__Required work__. All the records that follow need to be reproduced exactly. Omit the images.
──────── Supplied data
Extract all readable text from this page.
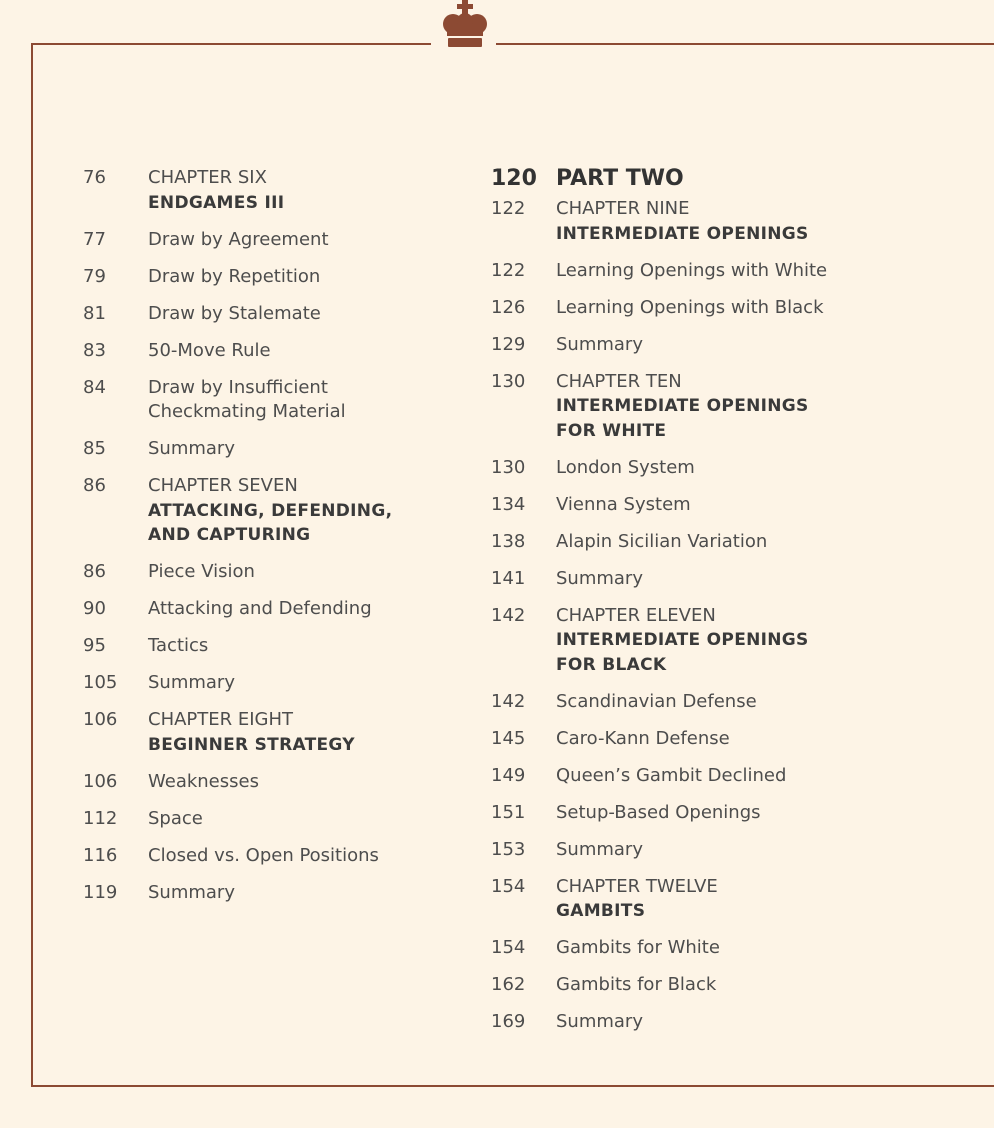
76	CHAPTER SIX
ENDGAMES III
77	Draw by Agreement
79	Draw by Repetition
81	Draw by Stalemate
83	50-Move Rule
84	Draw by Insufficient
Checkmating Material
85	Summary
86	CHAPTER SEVEN
ATTACKING, DEFENDING,
AND CAPTURING
86	Piece Vision
90	Attacking and Defending
95	Tactics
105	Summary
106	CHAPTER EIGHT
BEGINNER STRATEGY
106	Weaknesses
112	Space
116	Closed vs. Open Positions
119	Summary
120 PART TWO
122	CHAPTER NINE
INTERMEDIATE OPENINGS
122	Learning Openings with White
126	Learning Openings with Black
129	Summary
130	CHAPTER TEN
INTERMEDIATE OPENINGS
FOR WHITE
130	London System
134	Vienna System
138	Alapin Sicilian Variation
141	Summary
142	CHAPTER ELEVEN
INTERMEDIATE OPENINGS
FOR BLACK
142	Scandinavian Defense
145	Caro-Kann Defense
149	Queen’s Gambit Declined
151	Setup-Based Openings
153	Summary
154	CHAPTER TWELVE
GAMBITS
154	Gambits for White
162	Gambits for Black
169	Summary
────────────────
__Finished task__.
Extract all readable text from this page.
76	CHAPTER SIX
ENDGAMES III
77	Draw by Agreement
79	Draw by Repetition
81	Draw by Stalemate
83	50-Move Rule
84	Draw by Insufficient
Checkmating Material
85	Summary
86	CHAPTER SEVEN
ATTACKING, DEFENDING,
AND CAPTURING
86	Piece Vision
90	Attacking and Defending
95	Tactics
105	Summary
106	CHAPTER EIGHT
BEGINNER STRATEGY
106	Weaknesses
112	Space
116	Closed vs. Open Positions
119	Summary
120 PART TWO
122	CHAPTER NINE
INTERMEDIATE OPENINGS
122	Learning Openings with White
126	Learning Openings with Black
129	Summary
130	CHAPTER TEN
INTERMEDIATE OPENINGS
FOR WHITE
130	London System
134	Vienna System
138	Alapin Sicilian Variation
141	Summary
142	CHAPTER ELEVEN
INTERMEDIATE OPENINGS
FOR BLACK
142	Scandinavian Defense
145	Caro-Kann Defense
149	Queen’s Gambit Declined
151	Setup-Based Openings
153	Summary
154	CHAPTER TWELVE
GAMBITS
154	Gambits for White
162	Gambits for Black
169	Summary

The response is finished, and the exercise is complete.